▸ AIM:
Look through the lines below and extract each one that contains "this".

▸ PROVIDED DATA:
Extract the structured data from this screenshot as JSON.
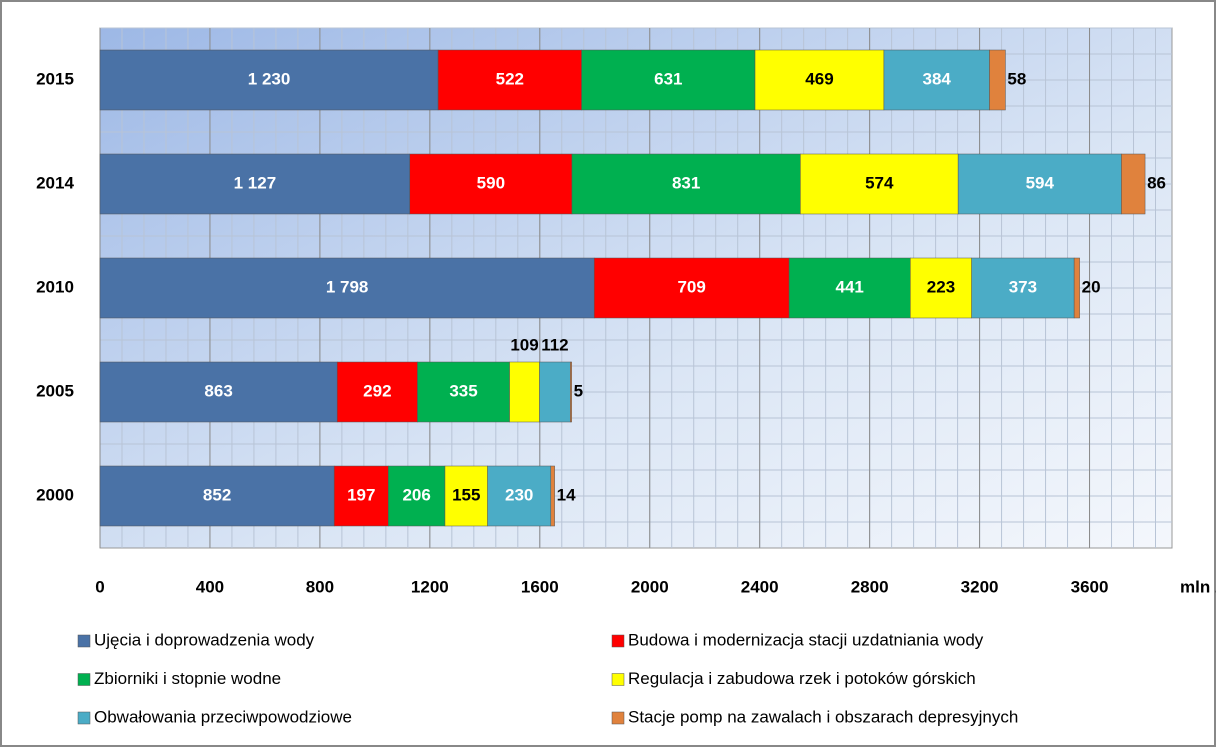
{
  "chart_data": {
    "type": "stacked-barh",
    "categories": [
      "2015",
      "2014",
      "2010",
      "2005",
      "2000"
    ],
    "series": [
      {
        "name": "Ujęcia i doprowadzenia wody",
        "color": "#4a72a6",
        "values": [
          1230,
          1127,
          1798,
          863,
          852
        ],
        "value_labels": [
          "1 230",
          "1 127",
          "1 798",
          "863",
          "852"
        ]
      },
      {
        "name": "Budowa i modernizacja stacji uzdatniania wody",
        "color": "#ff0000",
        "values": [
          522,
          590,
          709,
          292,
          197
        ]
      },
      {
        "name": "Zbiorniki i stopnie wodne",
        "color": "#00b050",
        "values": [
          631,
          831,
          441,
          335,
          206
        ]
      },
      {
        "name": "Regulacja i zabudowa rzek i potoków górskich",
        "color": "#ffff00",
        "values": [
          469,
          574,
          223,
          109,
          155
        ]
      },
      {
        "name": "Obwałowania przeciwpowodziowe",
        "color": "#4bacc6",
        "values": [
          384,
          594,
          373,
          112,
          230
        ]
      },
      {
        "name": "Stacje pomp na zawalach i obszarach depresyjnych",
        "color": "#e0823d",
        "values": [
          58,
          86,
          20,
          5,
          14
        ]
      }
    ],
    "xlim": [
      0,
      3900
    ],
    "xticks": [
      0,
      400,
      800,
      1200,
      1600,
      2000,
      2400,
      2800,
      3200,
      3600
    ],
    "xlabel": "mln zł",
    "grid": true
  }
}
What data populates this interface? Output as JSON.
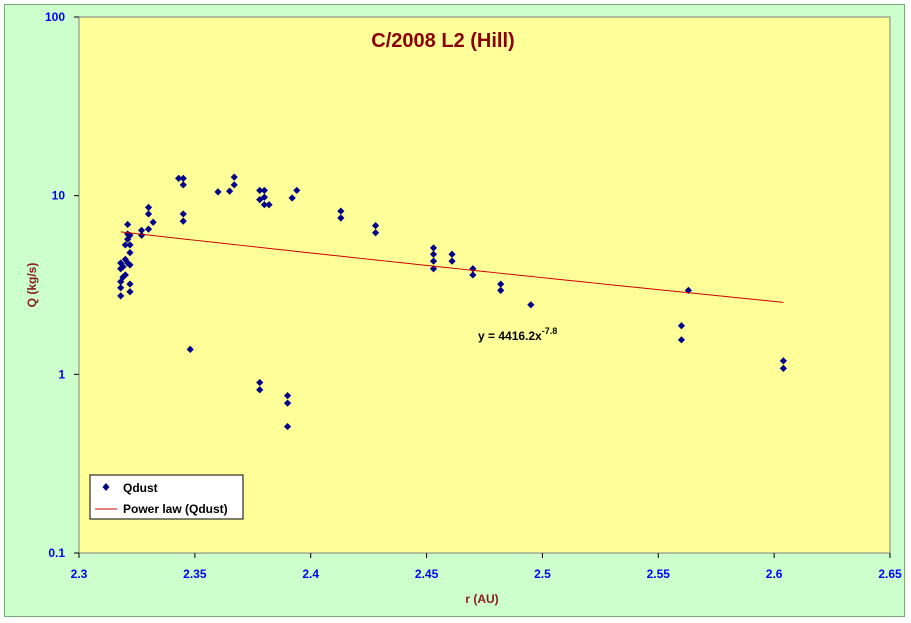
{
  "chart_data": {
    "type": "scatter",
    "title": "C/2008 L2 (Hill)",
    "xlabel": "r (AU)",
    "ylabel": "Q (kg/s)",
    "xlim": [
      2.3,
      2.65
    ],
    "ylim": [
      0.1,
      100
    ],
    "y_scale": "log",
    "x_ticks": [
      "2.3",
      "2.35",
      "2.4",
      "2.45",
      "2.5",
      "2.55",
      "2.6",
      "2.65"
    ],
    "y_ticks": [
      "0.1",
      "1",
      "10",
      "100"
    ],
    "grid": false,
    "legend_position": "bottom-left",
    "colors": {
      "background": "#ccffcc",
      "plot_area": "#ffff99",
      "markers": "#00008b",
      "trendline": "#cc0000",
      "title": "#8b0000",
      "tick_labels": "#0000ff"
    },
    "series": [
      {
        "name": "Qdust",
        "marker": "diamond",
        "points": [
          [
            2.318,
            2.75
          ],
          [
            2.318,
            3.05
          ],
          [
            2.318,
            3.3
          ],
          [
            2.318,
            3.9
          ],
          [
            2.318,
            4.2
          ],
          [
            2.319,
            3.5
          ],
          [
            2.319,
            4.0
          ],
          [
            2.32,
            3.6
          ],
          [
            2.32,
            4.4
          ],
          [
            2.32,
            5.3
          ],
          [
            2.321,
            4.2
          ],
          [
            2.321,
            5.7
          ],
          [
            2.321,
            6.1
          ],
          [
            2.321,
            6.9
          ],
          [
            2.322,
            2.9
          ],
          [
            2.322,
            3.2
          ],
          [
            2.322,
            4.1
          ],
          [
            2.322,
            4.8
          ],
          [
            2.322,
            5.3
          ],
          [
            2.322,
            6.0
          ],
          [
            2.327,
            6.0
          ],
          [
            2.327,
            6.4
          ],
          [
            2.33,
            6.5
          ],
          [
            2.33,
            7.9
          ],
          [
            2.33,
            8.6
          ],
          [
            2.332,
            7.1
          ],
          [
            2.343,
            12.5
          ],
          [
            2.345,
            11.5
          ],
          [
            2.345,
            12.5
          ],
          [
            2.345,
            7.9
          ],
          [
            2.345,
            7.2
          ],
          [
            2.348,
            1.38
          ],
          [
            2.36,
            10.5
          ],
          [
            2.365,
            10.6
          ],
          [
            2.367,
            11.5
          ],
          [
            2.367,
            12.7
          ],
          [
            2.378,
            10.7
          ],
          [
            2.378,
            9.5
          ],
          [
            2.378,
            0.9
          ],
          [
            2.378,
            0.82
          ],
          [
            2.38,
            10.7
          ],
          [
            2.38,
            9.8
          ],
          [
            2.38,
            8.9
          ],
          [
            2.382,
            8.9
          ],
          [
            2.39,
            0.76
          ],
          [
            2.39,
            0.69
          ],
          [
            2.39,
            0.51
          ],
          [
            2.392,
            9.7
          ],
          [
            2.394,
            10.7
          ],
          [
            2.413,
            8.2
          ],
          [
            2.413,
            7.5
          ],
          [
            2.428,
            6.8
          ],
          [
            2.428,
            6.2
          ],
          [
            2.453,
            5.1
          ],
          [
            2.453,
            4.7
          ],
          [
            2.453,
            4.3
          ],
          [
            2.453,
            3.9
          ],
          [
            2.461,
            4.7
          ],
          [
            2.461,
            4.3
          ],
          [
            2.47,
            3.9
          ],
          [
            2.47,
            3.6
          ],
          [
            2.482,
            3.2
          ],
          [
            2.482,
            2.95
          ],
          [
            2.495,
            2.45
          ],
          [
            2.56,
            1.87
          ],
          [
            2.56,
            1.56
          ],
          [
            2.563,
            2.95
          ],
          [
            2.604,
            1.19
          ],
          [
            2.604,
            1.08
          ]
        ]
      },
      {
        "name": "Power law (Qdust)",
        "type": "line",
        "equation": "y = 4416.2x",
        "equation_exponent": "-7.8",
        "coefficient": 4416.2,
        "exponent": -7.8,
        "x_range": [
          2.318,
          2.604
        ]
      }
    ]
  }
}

* * *

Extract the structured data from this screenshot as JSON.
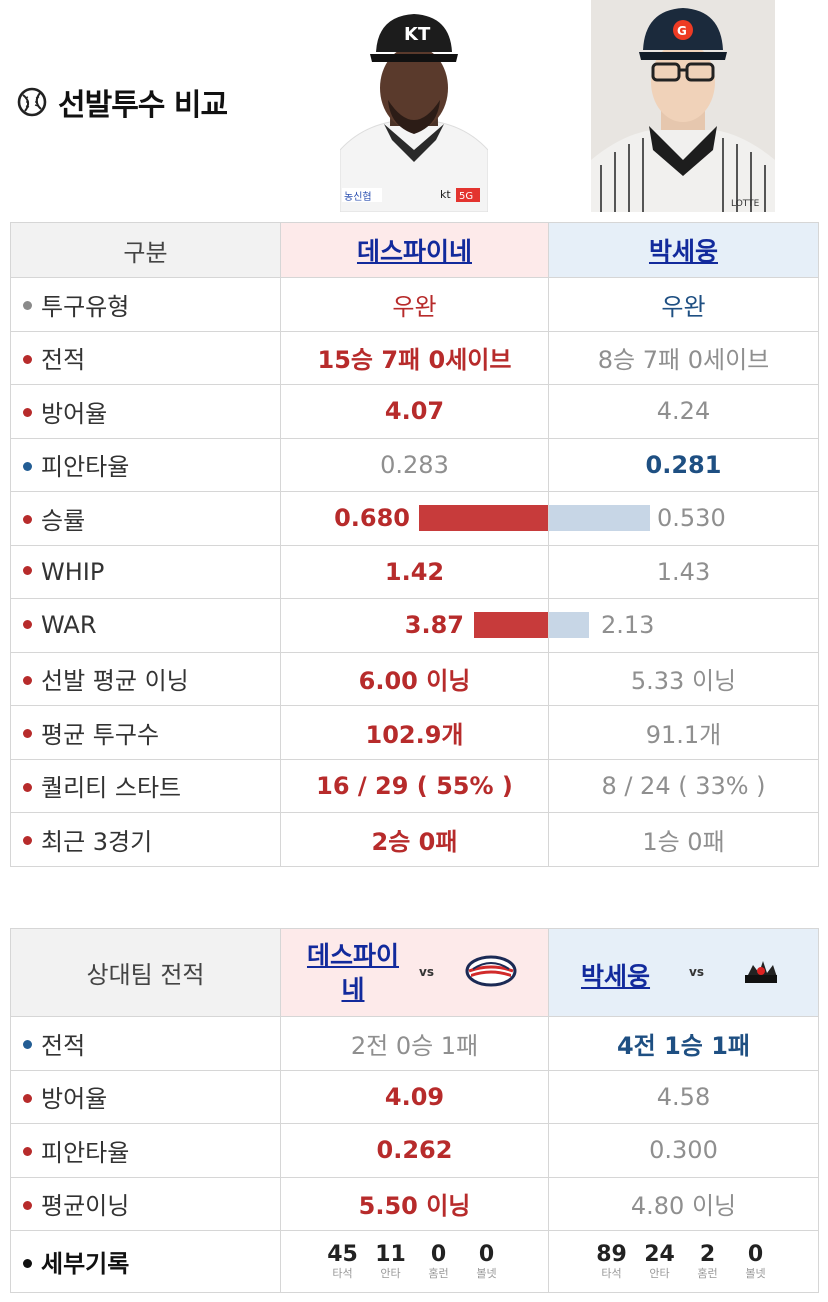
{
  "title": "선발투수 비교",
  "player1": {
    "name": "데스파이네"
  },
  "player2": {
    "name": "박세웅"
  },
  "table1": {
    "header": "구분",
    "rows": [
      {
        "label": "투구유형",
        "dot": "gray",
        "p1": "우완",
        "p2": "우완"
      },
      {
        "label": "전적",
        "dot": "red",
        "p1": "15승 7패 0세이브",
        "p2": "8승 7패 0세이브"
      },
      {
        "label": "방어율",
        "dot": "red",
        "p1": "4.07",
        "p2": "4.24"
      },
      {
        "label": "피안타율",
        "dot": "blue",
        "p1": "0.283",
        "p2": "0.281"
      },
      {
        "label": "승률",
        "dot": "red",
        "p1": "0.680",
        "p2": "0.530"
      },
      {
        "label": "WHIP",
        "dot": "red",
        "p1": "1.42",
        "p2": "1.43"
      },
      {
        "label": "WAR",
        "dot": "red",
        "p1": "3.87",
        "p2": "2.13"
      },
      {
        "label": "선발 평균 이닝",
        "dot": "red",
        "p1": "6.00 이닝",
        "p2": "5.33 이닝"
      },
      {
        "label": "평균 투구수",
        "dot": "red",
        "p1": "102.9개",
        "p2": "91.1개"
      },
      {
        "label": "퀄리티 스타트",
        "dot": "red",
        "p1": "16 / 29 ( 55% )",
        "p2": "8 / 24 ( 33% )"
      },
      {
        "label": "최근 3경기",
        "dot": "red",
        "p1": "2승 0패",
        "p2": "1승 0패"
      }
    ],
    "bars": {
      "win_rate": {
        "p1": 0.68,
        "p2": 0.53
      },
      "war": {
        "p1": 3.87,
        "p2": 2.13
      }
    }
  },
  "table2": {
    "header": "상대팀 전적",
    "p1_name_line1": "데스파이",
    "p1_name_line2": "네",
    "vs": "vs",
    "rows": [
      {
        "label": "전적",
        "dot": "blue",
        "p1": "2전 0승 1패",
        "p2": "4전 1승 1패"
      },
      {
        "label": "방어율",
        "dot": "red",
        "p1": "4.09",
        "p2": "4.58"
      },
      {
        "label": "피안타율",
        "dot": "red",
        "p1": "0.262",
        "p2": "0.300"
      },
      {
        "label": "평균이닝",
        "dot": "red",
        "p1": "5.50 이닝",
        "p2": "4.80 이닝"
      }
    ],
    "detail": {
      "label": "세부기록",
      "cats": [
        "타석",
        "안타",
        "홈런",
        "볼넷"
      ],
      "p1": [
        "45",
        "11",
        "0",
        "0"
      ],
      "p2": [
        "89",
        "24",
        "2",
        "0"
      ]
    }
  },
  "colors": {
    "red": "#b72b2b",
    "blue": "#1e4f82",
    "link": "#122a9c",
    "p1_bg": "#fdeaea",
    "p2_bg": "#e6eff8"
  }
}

--

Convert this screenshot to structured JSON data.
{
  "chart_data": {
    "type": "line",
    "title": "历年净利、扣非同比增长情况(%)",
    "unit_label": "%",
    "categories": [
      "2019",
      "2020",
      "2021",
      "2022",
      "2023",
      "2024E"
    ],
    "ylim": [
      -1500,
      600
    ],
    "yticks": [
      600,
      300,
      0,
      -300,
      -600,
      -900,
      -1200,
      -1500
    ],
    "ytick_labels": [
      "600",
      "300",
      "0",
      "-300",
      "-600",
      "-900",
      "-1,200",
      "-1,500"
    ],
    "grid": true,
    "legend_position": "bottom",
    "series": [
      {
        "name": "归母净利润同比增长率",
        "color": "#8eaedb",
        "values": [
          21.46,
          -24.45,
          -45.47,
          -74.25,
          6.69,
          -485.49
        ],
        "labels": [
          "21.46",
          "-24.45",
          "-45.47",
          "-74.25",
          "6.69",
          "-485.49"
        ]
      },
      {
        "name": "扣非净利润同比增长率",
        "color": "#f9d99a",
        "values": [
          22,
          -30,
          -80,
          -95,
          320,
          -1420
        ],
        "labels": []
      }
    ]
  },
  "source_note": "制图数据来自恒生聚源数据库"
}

▸ RESULT OF THE TASK:
Extract the structured data from this screenshot as JSON.
What data populates this interface? Output as JSON.
Extract the structured data from this screenshot as JSON.
Convert this screenshot to structured JSON data.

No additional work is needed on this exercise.